Extracted data entries:

>> start

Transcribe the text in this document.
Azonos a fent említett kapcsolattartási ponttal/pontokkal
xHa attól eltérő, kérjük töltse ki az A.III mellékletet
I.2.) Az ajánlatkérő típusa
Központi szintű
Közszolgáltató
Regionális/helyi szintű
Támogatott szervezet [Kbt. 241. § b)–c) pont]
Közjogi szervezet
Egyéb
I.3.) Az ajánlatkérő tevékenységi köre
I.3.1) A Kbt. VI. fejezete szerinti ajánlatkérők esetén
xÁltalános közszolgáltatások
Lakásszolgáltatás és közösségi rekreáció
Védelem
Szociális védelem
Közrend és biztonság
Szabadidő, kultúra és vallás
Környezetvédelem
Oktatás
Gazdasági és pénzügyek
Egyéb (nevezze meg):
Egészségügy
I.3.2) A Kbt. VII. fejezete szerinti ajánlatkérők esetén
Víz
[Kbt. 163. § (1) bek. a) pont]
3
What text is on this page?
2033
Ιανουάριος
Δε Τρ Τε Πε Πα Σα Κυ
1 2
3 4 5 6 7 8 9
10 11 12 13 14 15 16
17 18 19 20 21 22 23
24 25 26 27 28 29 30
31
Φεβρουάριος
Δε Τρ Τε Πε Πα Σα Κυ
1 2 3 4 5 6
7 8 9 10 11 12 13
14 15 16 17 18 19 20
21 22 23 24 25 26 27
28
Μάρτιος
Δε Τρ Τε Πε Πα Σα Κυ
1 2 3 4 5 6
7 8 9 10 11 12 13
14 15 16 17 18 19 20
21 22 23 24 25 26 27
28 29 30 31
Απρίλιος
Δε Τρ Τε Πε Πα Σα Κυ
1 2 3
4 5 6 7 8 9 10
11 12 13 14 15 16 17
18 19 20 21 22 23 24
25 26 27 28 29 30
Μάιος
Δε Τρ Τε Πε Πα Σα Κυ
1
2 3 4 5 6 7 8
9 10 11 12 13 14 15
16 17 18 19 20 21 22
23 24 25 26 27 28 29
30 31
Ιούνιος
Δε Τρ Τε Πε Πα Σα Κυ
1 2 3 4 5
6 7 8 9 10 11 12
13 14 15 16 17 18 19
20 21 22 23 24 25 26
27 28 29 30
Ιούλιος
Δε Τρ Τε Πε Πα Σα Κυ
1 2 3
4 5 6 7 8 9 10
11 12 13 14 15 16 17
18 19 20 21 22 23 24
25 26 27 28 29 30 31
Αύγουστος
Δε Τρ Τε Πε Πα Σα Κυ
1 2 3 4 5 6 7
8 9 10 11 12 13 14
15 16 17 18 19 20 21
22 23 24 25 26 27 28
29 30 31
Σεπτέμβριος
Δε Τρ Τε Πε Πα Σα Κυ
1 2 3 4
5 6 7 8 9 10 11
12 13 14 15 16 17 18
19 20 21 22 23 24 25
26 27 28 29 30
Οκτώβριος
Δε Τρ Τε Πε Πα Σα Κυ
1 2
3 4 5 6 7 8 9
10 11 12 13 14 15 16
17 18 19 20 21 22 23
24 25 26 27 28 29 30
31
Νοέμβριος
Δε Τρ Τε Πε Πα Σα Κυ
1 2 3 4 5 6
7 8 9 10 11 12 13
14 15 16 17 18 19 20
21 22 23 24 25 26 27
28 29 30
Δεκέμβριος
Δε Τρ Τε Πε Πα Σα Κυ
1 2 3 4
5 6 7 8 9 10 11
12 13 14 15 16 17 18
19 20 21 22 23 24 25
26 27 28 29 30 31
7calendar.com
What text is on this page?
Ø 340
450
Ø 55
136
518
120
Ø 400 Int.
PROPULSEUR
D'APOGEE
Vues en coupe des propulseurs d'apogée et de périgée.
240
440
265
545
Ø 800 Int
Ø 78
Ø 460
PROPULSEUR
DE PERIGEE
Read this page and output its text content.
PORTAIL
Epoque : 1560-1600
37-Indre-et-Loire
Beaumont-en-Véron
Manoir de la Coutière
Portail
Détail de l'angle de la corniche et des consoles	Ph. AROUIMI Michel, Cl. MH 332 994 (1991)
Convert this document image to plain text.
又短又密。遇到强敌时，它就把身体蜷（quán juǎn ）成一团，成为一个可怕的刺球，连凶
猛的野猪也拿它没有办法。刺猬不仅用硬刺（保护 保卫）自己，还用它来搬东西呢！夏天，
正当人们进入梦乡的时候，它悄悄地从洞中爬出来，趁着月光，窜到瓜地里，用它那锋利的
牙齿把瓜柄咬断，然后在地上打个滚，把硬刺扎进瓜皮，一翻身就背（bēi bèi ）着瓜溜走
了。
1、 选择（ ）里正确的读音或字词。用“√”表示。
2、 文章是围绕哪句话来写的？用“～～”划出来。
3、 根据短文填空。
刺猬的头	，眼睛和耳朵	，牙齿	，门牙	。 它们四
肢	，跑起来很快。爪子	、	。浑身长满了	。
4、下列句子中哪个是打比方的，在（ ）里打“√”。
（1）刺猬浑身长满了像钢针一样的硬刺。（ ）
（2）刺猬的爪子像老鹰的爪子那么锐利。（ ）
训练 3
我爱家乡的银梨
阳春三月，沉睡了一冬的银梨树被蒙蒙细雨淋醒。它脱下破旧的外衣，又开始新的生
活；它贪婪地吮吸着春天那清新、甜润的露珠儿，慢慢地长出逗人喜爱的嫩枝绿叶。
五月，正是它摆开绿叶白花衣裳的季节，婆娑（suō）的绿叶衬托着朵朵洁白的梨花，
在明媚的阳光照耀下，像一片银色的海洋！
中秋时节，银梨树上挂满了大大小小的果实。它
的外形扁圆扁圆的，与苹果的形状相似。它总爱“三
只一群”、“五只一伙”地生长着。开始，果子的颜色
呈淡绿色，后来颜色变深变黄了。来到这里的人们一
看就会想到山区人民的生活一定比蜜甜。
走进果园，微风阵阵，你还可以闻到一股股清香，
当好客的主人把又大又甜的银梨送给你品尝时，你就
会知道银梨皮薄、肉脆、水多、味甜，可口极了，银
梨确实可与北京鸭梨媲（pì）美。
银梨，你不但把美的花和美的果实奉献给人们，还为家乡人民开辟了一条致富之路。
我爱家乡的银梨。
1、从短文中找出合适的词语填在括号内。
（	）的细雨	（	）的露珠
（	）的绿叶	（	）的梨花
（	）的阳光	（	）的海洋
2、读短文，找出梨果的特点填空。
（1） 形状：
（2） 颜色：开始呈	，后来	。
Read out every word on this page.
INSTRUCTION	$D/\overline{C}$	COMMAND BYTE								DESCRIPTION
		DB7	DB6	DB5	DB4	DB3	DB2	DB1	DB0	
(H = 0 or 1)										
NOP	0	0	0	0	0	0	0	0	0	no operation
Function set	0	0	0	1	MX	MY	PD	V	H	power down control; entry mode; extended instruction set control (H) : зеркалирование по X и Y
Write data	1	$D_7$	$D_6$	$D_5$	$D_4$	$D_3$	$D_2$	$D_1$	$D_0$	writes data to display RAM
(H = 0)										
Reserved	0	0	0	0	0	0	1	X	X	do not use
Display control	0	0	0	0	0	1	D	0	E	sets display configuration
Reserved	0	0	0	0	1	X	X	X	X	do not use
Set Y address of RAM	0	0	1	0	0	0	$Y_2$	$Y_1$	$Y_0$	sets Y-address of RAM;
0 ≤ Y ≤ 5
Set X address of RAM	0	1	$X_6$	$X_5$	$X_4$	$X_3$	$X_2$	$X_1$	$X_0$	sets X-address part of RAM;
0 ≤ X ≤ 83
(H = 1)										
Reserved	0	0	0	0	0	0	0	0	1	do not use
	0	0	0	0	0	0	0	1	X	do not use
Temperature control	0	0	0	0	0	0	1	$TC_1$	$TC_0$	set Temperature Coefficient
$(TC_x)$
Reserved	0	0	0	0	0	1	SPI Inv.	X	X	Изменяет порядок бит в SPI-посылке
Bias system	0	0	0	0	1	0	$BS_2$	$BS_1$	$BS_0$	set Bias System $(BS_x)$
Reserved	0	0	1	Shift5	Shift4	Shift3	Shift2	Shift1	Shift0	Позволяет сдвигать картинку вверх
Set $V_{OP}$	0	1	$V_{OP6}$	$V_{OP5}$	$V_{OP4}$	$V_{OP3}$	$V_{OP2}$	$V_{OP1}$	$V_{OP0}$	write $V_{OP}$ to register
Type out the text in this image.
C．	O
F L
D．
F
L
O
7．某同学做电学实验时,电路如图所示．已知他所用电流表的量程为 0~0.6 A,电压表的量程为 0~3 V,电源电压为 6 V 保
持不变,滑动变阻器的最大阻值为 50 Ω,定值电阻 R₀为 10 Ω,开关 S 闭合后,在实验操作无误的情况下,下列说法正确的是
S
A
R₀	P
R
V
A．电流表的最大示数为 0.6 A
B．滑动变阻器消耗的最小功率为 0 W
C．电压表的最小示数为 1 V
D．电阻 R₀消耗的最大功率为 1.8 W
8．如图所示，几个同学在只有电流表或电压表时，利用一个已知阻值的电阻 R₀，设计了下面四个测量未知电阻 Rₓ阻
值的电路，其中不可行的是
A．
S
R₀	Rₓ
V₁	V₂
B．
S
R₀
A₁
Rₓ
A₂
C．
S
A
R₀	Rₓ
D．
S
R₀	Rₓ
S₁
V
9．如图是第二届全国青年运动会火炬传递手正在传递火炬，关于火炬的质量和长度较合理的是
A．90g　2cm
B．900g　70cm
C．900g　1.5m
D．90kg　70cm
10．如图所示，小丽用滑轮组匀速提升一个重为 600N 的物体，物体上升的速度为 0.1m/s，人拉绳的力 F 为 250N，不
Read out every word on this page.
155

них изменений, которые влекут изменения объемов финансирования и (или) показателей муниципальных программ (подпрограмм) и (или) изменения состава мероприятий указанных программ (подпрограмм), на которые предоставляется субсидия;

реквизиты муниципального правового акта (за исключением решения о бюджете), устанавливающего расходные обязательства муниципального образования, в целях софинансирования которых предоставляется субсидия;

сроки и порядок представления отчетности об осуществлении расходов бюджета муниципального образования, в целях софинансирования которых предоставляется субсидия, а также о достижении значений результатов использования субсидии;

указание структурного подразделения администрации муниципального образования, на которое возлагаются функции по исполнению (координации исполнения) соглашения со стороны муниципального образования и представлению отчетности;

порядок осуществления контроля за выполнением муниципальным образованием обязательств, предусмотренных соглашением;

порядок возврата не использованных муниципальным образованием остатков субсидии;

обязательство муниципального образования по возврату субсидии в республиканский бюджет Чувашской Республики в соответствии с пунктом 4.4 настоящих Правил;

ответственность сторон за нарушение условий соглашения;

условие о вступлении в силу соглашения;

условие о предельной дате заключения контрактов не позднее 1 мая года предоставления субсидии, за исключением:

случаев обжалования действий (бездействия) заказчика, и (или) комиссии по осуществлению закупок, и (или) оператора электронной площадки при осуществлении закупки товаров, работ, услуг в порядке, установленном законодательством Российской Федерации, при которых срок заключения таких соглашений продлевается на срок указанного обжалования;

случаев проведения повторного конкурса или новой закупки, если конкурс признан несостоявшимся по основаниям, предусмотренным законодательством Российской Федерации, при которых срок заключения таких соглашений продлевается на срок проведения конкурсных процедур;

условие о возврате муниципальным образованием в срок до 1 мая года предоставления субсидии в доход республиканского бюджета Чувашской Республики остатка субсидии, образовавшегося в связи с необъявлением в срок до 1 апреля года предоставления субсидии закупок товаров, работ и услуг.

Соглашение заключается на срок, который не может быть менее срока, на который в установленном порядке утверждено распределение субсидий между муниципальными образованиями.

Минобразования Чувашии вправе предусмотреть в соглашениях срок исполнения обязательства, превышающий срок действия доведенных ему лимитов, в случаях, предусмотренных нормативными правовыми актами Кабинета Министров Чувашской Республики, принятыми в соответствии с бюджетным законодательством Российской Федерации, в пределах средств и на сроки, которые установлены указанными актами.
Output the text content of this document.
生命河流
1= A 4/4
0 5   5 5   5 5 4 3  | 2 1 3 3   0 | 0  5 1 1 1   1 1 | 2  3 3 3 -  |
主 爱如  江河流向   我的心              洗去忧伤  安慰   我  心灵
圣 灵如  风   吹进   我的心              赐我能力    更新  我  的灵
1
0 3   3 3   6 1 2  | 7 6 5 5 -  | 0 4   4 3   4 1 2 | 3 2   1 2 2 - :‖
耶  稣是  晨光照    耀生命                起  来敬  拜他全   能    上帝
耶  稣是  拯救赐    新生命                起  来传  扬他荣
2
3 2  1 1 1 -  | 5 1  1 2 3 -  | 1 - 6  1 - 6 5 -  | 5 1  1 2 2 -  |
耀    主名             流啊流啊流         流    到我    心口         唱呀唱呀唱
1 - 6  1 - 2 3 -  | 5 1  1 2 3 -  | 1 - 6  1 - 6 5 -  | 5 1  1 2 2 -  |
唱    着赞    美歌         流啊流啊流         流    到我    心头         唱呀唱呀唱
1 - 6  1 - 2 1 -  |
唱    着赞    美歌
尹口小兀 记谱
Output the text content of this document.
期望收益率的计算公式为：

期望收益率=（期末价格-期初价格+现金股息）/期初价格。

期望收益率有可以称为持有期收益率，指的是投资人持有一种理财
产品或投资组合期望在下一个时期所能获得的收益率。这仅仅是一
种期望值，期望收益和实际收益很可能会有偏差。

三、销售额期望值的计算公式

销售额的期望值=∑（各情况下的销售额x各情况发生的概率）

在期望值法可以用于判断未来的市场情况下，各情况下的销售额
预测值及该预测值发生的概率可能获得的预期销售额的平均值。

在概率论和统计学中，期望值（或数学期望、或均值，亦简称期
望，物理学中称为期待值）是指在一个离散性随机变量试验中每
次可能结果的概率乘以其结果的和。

>> end

Pick out, from the lines above, every one that contains the string "szintű".

## Exercise result
Központi szintű
Regionális/helyi szintű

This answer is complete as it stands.